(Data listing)
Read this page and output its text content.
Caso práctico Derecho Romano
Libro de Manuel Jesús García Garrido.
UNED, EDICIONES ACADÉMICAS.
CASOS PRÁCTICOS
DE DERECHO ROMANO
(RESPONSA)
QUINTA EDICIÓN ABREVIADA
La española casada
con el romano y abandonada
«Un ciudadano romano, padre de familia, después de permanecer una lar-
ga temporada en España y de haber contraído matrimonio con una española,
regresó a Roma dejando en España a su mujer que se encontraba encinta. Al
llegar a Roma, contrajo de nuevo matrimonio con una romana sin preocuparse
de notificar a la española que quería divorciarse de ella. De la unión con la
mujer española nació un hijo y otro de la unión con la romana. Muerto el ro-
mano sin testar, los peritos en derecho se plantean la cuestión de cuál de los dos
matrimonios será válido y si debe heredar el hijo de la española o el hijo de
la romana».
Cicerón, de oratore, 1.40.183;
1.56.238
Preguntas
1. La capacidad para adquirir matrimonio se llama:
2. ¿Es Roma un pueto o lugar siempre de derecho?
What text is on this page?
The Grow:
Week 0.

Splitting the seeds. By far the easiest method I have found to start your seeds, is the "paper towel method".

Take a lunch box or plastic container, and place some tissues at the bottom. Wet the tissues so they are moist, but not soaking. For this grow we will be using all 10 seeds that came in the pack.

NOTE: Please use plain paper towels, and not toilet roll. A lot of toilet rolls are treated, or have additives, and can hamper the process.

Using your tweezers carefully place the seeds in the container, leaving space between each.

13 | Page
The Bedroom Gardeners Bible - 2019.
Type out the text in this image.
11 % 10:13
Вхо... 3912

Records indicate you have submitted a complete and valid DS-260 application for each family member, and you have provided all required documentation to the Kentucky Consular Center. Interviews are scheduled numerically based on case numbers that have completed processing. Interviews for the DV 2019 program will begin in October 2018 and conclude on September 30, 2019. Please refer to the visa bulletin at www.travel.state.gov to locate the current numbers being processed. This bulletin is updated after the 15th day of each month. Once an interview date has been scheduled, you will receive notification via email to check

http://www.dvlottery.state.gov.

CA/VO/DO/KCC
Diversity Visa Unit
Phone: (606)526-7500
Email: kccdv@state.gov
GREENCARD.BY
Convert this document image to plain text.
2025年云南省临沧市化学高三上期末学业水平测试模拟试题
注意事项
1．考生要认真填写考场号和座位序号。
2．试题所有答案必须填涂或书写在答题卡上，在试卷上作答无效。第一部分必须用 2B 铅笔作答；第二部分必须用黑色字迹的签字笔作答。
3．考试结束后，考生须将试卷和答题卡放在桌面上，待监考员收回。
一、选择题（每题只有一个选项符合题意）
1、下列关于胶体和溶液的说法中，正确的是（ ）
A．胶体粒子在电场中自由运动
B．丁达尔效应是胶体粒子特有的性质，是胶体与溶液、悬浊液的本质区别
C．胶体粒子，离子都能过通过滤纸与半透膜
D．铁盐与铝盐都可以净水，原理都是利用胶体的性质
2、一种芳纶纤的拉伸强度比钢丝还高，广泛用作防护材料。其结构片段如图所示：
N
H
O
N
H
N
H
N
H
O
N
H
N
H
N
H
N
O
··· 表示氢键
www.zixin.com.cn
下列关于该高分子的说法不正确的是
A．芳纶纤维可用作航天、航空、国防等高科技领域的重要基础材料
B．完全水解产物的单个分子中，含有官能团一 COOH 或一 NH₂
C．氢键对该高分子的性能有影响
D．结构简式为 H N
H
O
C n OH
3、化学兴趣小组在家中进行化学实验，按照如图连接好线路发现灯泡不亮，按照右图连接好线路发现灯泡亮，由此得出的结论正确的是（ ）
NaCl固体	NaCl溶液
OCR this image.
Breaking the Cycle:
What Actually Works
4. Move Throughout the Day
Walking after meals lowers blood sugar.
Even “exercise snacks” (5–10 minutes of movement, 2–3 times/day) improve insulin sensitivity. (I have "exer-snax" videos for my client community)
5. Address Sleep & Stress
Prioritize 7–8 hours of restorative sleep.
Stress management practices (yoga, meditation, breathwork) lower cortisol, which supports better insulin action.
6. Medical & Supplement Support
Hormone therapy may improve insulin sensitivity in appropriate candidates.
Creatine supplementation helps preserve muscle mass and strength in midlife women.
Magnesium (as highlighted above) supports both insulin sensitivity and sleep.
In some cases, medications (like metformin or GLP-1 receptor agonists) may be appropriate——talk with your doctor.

WORK REQUIRED ::
From the data above, gather every line that includes the word "your".

SOLUTION ::
Splitting the seeds. By far the easiest method I have found to start your seeds, is the "paper towel method".
Using your tweezers carefully place the seeds in the container, leaving space between each.
In some cases, medications (like metformin or GLP-1 receptor agonists) may be appropriate——talk with your doctor.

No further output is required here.